**What you should do:** Reading down the listing below, count the lines where the word "screenshot" shows up, then give only that count.
— Begin Data to use —
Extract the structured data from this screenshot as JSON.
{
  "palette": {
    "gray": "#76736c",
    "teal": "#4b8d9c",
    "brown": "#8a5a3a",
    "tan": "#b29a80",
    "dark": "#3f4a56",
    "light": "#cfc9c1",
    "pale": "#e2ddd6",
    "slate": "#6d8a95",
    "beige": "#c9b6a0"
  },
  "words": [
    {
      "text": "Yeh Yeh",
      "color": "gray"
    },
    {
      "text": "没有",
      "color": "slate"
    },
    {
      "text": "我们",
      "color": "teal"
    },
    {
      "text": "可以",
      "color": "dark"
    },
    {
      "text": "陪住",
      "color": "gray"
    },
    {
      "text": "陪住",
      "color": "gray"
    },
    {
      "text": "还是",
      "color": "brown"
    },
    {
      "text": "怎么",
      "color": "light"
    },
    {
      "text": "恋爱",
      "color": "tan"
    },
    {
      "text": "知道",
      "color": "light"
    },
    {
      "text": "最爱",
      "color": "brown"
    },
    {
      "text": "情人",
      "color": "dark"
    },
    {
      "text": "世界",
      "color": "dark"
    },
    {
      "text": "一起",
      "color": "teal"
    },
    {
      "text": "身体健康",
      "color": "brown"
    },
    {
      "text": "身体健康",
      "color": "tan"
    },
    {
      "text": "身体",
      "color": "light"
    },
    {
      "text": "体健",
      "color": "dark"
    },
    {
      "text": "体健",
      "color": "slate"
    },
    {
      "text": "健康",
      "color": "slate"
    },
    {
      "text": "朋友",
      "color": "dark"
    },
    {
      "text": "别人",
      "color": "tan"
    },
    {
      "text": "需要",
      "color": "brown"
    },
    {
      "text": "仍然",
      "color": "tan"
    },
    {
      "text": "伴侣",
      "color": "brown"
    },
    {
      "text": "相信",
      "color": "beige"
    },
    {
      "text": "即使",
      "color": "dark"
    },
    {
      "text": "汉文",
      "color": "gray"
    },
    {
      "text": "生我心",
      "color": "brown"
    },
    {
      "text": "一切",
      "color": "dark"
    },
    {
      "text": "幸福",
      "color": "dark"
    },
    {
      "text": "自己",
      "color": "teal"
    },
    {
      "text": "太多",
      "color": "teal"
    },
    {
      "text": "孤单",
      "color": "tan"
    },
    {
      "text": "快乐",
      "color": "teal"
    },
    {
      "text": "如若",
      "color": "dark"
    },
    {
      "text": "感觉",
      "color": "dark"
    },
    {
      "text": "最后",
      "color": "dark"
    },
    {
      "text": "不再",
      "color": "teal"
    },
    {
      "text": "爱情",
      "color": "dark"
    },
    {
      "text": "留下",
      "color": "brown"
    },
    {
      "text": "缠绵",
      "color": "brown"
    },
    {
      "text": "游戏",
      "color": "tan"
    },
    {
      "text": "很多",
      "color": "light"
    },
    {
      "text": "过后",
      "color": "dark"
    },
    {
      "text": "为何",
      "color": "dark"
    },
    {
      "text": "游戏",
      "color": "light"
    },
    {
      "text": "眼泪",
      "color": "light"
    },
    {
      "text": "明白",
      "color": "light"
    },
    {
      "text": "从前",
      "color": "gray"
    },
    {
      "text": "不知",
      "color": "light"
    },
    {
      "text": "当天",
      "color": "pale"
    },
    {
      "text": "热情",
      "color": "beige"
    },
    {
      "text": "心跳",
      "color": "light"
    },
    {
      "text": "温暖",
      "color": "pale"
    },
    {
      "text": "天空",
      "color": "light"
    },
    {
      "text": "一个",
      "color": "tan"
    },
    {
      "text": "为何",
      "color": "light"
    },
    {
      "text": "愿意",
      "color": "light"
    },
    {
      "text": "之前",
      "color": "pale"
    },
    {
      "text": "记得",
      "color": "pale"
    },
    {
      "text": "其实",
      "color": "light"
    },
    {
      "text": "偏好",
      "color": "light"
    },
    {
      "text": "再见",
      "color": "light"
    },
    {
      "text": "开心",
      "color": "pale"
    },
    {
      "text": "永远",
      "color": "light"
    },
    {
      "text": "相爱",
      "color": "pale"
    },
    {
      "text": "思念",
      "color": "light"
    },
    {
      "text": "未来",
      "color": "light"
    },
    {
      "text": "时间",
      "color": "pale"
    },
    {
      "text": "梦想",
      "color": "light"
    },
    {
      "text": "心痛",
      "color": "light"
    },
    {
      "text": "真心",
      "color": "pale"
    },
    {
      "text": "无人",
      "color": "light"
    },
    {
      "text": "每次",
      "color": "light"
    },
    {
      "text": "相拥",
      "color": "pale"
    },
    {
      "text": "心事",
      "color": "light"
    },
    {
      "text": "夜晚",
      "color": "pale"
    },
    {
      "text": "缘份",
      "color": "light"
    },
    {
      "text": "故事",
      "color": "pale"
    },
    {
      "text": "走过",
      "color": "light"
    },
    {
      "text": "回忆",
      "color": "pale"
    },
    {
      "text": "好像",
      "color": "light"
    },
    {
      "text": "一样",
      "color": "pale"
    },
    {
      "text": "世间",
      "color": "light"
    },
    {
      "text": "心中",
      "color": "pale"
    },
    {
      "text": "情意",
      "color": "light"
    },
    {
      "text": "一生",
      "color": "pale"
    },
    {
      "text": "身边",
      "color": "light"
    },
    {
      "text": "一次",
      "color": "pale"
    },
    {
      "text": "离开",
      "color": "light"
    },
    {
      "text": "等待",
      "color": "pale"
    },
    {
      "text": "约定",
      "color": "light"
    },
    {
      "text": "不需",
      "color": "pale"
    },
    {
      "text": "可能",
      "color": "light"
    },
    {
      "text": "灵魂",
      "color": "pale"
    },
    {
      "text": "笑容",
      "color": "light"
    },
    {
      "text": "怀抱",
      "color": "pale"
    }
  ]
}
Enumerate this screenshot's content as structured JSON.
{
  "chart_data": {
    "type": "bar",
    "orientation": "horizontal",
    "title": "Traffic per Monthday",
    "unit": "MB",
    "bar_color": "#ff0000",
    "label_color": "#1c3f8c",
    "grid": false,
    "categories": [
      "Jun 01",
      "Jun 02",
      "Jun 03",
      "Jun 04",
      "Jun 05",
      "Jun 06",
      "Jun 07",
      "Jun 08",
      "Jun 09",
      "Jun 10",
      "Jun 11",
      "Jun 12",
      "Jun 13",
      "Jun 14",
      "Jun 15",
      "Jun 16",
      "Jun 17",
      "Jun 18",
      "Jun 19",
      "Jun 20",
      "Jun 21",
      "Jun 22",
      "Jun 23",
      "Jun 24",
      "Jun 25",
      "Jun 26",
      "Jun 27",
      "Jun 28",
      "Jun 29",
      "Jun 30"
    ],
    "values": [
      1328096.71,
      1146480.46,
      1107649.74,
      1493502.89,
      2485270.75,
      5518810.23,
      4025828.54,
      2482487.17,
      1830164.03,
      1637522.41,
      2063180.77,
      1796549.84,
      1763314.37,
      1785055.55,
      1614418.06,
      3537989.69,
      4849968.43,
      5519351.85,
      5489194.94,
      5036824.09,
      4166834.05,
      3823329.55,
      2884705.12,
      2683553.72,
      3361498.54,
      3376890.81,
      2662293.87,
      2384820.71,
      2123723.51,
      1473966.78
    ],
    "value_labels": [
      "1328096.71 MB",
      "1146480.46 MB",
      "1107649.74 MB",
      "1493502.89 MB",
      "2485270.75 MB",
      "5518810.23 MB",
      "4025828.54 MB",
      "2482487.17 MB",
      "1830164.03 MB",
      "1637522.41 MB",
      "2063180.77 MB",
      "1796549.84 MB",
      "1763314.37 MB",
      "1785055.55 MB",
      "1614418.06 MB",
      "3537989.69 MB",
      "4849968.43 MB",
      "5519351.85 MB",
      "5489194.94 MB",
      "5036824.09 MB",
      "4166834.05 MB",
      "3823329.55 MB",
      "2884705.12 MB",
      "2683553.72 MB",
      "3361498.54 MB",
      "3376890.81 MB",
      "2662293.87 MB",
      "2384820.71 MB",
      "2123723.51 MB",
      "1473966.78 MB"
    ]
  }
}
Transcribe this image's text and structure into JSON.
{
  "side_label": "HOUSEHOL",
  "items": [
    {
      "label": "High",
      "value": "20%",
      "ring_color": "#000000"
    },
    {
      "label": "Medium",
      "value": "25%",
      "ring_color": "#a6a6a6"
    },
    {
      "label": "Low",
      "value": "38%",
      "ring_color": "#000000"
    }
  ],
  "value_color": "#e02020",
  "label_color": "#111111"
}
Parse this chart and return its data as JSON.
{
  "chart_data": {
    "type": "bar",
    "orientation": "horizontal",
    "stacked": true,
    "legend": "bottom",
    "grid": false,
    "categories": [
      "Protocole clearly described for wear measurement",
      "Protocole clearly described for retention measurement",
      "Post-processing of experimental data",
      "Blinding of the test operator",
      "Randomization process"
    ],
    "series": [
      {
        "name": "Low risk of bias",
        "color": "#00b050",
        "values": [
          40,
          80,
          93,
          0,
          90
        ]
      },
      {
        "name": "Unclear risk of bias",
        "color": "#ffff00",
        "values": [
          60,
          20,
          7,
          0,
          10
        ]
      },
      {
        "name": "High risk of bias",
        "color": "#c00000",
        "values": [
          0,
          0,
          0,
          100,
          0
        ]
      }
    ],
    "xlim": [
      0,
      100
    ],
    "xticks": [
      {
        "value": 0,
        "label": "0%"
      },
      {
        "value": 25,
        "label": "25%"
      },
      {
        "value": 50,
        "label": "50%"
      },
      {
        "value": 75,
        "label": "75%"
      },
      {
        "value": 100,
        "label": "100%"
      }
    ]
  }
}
— End Data to use —
**Answer to this task:** 2